What the task asks ::
Search the listing below for the string "Default" and copy every line where it occurs.

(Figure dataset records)

"""

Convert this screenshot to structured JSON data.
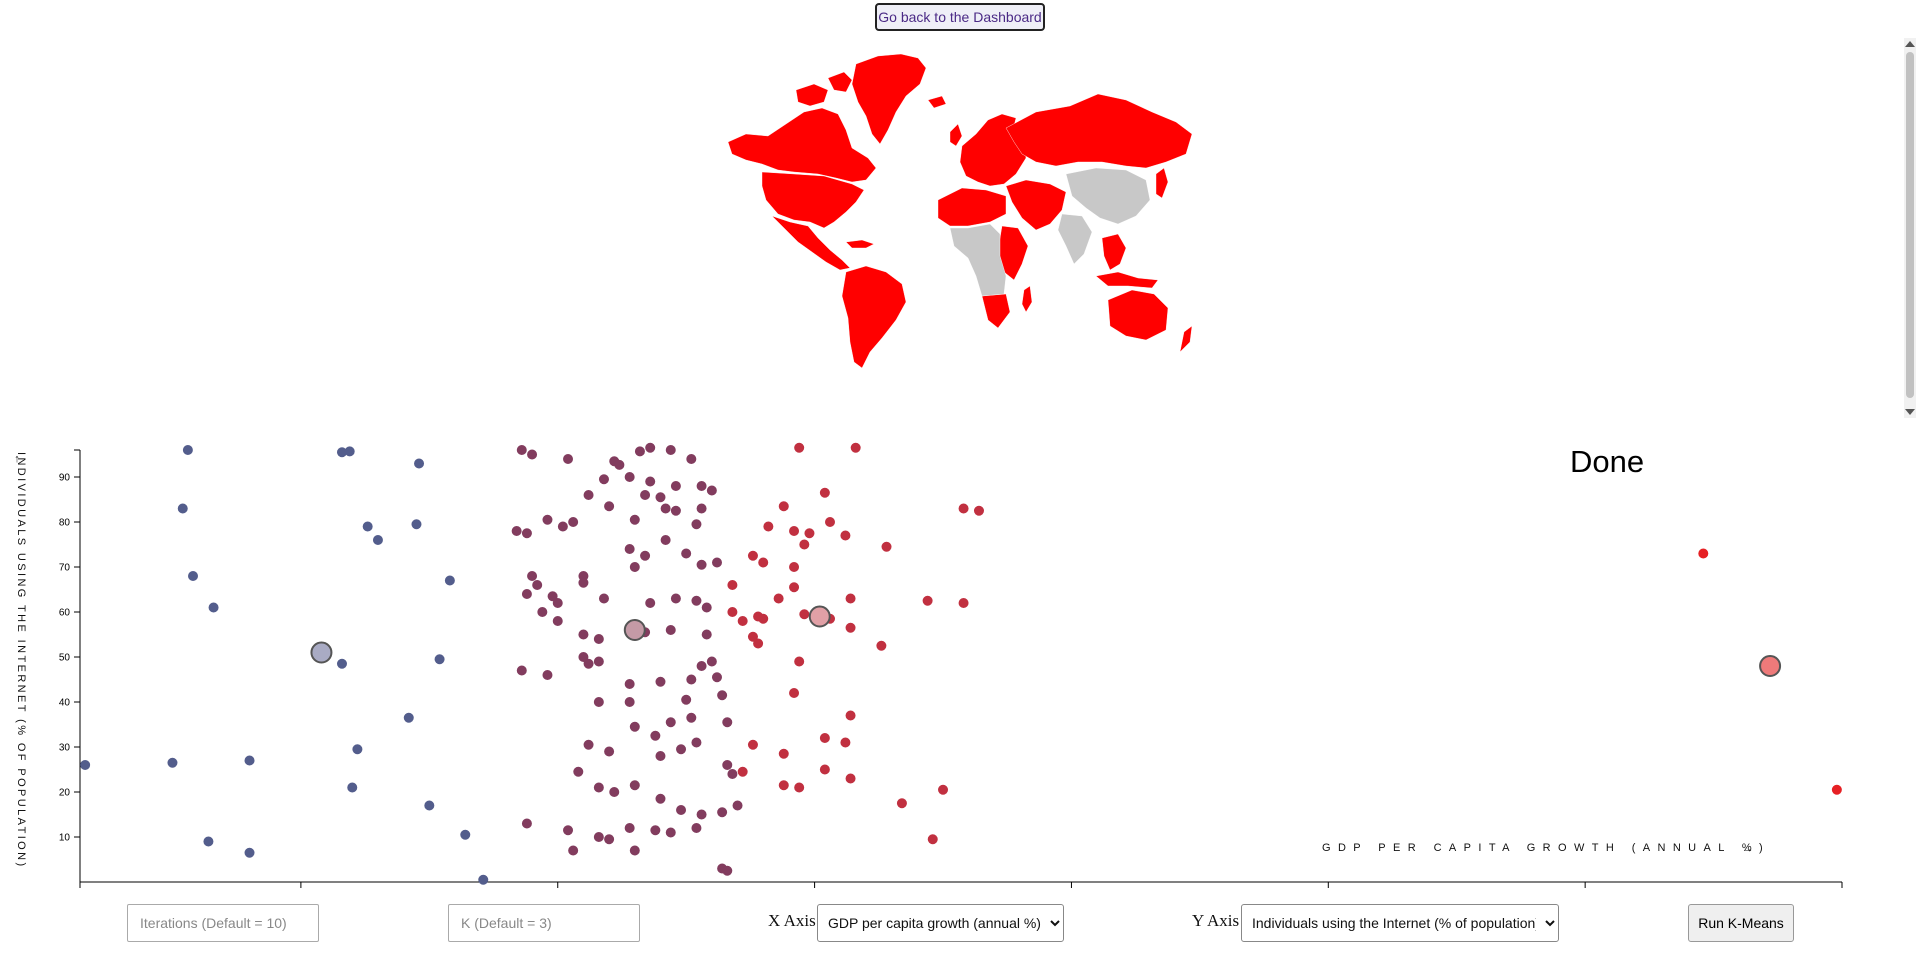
{
  "page": {
    "back_button": "Go back to the Dashboard",
    "status": "Done"
  },
  "map": {
    "highlight_color": "#ff0000",
    "other_color": "#c8c8c8"
  },
  "controls": {
    "iterations_placeholder": "Iterations (Default = 10)",
    "k_placeholder": "K (Default = 3)",
    "x_axis_label": "X Axis",
    "x_axis_selected": "GDP per capita growth (annual %)",
    "y_axis_label": "Y Axis",
    "y_axis_selected": "Individuals using the Internet (% of population)",
    "run_button": "Run K-Means"
  },
  "chart_data": {
    "type": "scatter",
    "xlabel": "GDP PER CAPITA GROWTH (ANNUAL %)",
    "ylabel": "INDIVIDUALS USING THE INTERNET (% OF POPULATION)",
    "xlim": [
      -9.3,
      25
    ],
    "ylim": [
      0,
      96
    ],
    "x_ticks": [
      -5,
      0,
      5,
      10,
      15,
      20
    ],
    "y_ticks": [
      10,
      20,
      30,
      40,
      50,
      60,
      70,
      80,
      90
    ],
    "legend": "none",
    "grid": false,
    "cluster_colors": [
      "#535d8c",
      "#823c5e",
      "#c13040",
      "#e62024"
    ],
    "centroid_colors": [
      "#a9abc4",
      "#c49aa6",
      "#e1a0a6",
      "#ee7a7a"
    ],
    "centroids": [
      {
        "x": -4.6,
        "y": 51,
        "cluster": 0
      },
      {
        "x": 1.5,
        "y": 56,
        "cluster": 1
      },
      {
        "x": 5.1,
        "y": 59,
        "cluster": 2
      },
      {
        "x": 23.6,
        "y": 48,
        "cluster": 3
      }
    ],
    "points": [
      [
        -7.2,
        96,
        0
      ],
      [
        -7.3,
        83,
        0
      ],
      [
        -7.1,
        68,
        0
      ],
      [
        -6.7,
        61,
        0
      ],
      [
        -4.2,
        95.5,
        0
      ],
      [
        -4.05,
        95.7,
        0
      ],
      [
        -3.7,
        79,
        0
      ],
      [
        -3.5,
        76,
        0
      ],
      [
        -2.7,
        93,
        0
      ],
      [
        -2.75,
        79.5,
        0
      ],
      [
        -2.1,
        67,
        0
      ],
      [
        -4.2,
        48.5,
        0
      ],
      [
        -2.3,
        49.5,
        0
      ],
      [
        -2.9,
        36.5,
        0
      ],
      [
        -3.9,
        29.5,
        0
      ],
      [
        -4.0,
        21,
        0
      ],
      [
        -2.5,
        17,
        0
      ],
      [
        -1.8,
        10.5,
        0
      ],
      [
        -1.45,
        0.5,
        0
      ],
      [
        -7.5,
        26.5,
        0
      ],
      [
        -9.2,
        26,
        0
      ],
      [
        -6.8,
        9,
        0
      ],
      [
        -6.0,
        6.5,
        0
      ],
      [
        -6.0,
        27,
        0
      ],
      [
        -0.7,
        96,
        1
      ],
      [
        -0.5,
        95,
        1
      ],
      [
        0.2,
        94,
        1
      ],
      [
        0.5,
        68,
        1
      ],
      [
        0.5,
        66.5,
        1
      ],
      [
        1.1,
        93.5,
        1
      ],
      [
        1.2,
        92.7,
        1
      ],
      [
        1.6,
        95.7,
        1
      ],
      [
        1.8,
        96.5,
        1
      ],
      [
        2.2,
        96,
        1
      ],
      [
        2.6,
        94,
        1
      ],
      [
        0.9,
        89.5,
        1
      ],
      [
        1.4,
        90,
        1
      ],
      [
        1.8,
        89,
        1
      ],
      [
        2.3,
        88,
        1
      ],
      [
        2.8,
        88,
        1
      ],
      [
        3.0,
        87,
        1
      ],
      [
        0.6,
        86,
        1
      ],
      [
        1.0,
        83.5,
        1
      ],
      [
        1.5,
        80.5,
        1
      ],
      [
        1.7,
        86,
        1
      ],
      [
        2.0,
        85.5,
        1
      ],
      [
        2.1,
        83,
        1
      ],
      [
        2.3,
        82.5,
        1
      ],
      [
        2.7,
        79.5,
        1
      ],
      [
        2.8,
        83,
        1
      ],
      [
        -0.8,
        78,
        1
      ],
      [
        -0.6,
        77.5,
        1
      ],
      [
        -0.2,
        80.5,
        1
      ],
      [
        0.1,
        79,
        1
      ],
      [
        0.3,
        80,
        1
      ],
      [
        1.4,
        74,
        1
      ],
      [
        1.5,
        70,
        1
      ],
      [
        1.7,
        72.5,
        1
      ],
      [
        2.1,
        76,
        1
      ],
      [
        2.5,
        73,
        1
      ],
      [
        2.8,
        70.5,
        1
      ],
      [
        3.1,
        71,
        1
      ],
      [
        -0.5,
        68,
        1
      ],
      [
        -0.4,
        66,
        1
      ],
      [
        -0.6,
        64,
        1
      ],
      [
        -0.1,
        63.5,
        1
      ],
      [
        -0.3,
        60,
        1
      ],
      [
        0.0,
        62,
        1
      ],
      [
        0.9,
        63,
        1
      ],
      [
        1.8,
        62,
        1
      ],
      [
        2.3,
        63,
        1
      ],
      [
        2.7,
        62.5,
        1
      ],
      [
        2.9,
        61,
        1
      ],
      [
        0.5,
        55,
        1
      ],
      [
        0.8,
        54,
        1
      ],
      [
        1.7,
        55.5,
        1
      ],
      [
        2.2,
        56,
        1
      ],
      [
        2.9,
        55,
        1
      ],
      [
        0.0,
        58,
        1
      ],
      [
        -0.7,
        47,
        1
      ],
      [
        -0.2,
        46,
        1
      ],
      [
        0.6,
        48.5,
        1
      ],
      [
        0.8,
        49,
        1
      ],
      [
        0.5,
        50,
        1
      ],
      [
        2.8,
        48,
        1
      ],
      [
        3.0,
        49,
        1
      ],
      [
        2.6,
        45,
        1
      ],
      [
        3.1,
        45.5,
        1
      ],
      [
        1.4,
        44,
        1
      ],
      [
        2.0,
        44.5,
        1
      ],
      [
        0.8,
        40,
        1
      ],
      [
        1.4,
        40,
        1
      ],
      [
        2.5,
        40.5,
        1
      ],
      [
        3.2,
        41.5,
        1
      ],
      [
        1.5,
        34.5,
        1
      ],
      [
        1.9,
        32.5,
        1
      ],
      [
        2.2,
        35.5,
        1
      ],
      [
        2.6,
        36.5,
        1
      ],
      [
        3.3,
        35.5,
        1
      ],
      [
        0.6,
        30.5,
        1
      ],
      [
        1.0,
        29,
        1
      ],
      [
        2.0,
        28,
        1
      ],
      [
        2.4,
        29.5,
        1
      ],
      [
        2.7,
        31,
        1
      ],
      [
        3.3,
        26,
        1
      ],
      [
        3.4,
        24,
        1
      ],
      [
        0.4,
        24.5,
        1
      ],
      [
        0.8,
        21,
        1
      ],
      [
        1.1,
        20,
        1
      ],
      [
        1.5,
        21.5,
        1
      ],
      [
        2.0,
        18.5,
        1
      ],
      [
        2.4,
        16,
        1
      ],
      [
        2.8,
        15,
        1
      ],
      [
        3.2,
        15.5,
        1
      ],
      [
        3.5,
        17,
        1
      ],
      [
        -0.6,
        13,
        1
      ],
      [
        0.2,
        11.5,
        1
      ],
      [
        0.8,
        10,
        1
      ],
      [
        1.0,
        9.5,
        1
      ],
      [
        1.4,
        12,
        1
      ],
      [
        1.9,
        11.5,
        1
      ],
      [
        2.2,
        11,
        1
      ],
      [
        2.7,
        12,
        1
      ],
      [
        3.2,
        3,
        1
      ],
      [
        3.3,
        2.5,
        1
      ],
      [
        0.3,
        7,
        1
      ],
      [
        1.5,
        7,
        1
      ],
      [
        4.7,
        96.5,
        2
      ],
      [
        5.8,
        96.5,
        2
      ],
      [
        5.2,
        86.5,
        2
      ],
      [
        4.4,
        83.5,
        2
      ],
      [
        4.1,
        79,
        2
      ],
      [
        4.6,
        78,
        2
      ],
      [
        4.9,
        77.5,
        2
      ],
      [
        5.3,
        80,
        2
      ],
      [
        5.6,
        77,
        2
      ],
      [
        6.4,
        74.5,
        2
      ],
      [
        7.9,
        83,
        2
      ],
      [
        8.2,
        82.5,
        2
      ],
      [
        3.8,
        72.5,
        2
      ],
      [
        4.0,
        71,
        2
      ],
      [
        4.6,
        70,
        2
      ],
      [
        4.8,
        75,
        2
      ],
      [
        3.4,
        66,
        2
      ],
      [
        4.3,
        63,
        2
      ],
      [
        4.6,
        65.5,
        2
      ],
      [
        5.7,
        63,
        2
      ],
      [
        7.2,
        62.5,
        2
      ],
      [
        7.9,
        62,
        2
      ],
      [
        3.4,
        60,
        2
      ],
      [
        3.6,
        58,
        2
      ],
      [
        3.9,
        59,
        2
      ],
      [
        4.0,
        58.5,
        2
      ],
      [
        4.8,
        59.5,
        2
      ],
      [
        5.3,
        58.5,
        2
      ],
      [
        5.7,
        56.5,
        2
      ],
      [
        6.3,
        52.5,
        2
      ],
      [
        3.8,
        54.5,
        2
      ],
      [
        3.9,
        53,
        2
      ],
      [
        4.7,
        49,
        2
      ],
      [
        4.6,
        42,
        2
      ],
      [
        5.7,
        37,
        2
      ],
      [
        3.8,
        30.5,
        2
      ],
      [
        4.4,
        28.5,
        2
      ],
      [
        5.2,
        32,
        2
      ],
      [
        5.6,
        31,
        2
      ],
      [
        3.6,
        24.5,
        2
      ],
      [
        4.4,
        21.5,
        2
      ],
      [
        4.7,
        21,
        2
      ],
      [
        5.2,
        25,
        2
      ],
      [
        5.7,
        23,
        2
      ],
      [
        6.7,
        17.5,
        2
      ],
      [
        7.5,
        20.5,
        2
      ],
      [
        7.3,
        9.5,
        2
      ],
      [
        22.3,
        73,
        3
      ],
      [
        24.9,
        20.5,
        3
      ]
    ]
  }
}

"""

Exercise response ::
    "iterations_placeholder": "Iterations (Default = 10)",
    "k_placeholder": "K (Default = 3)",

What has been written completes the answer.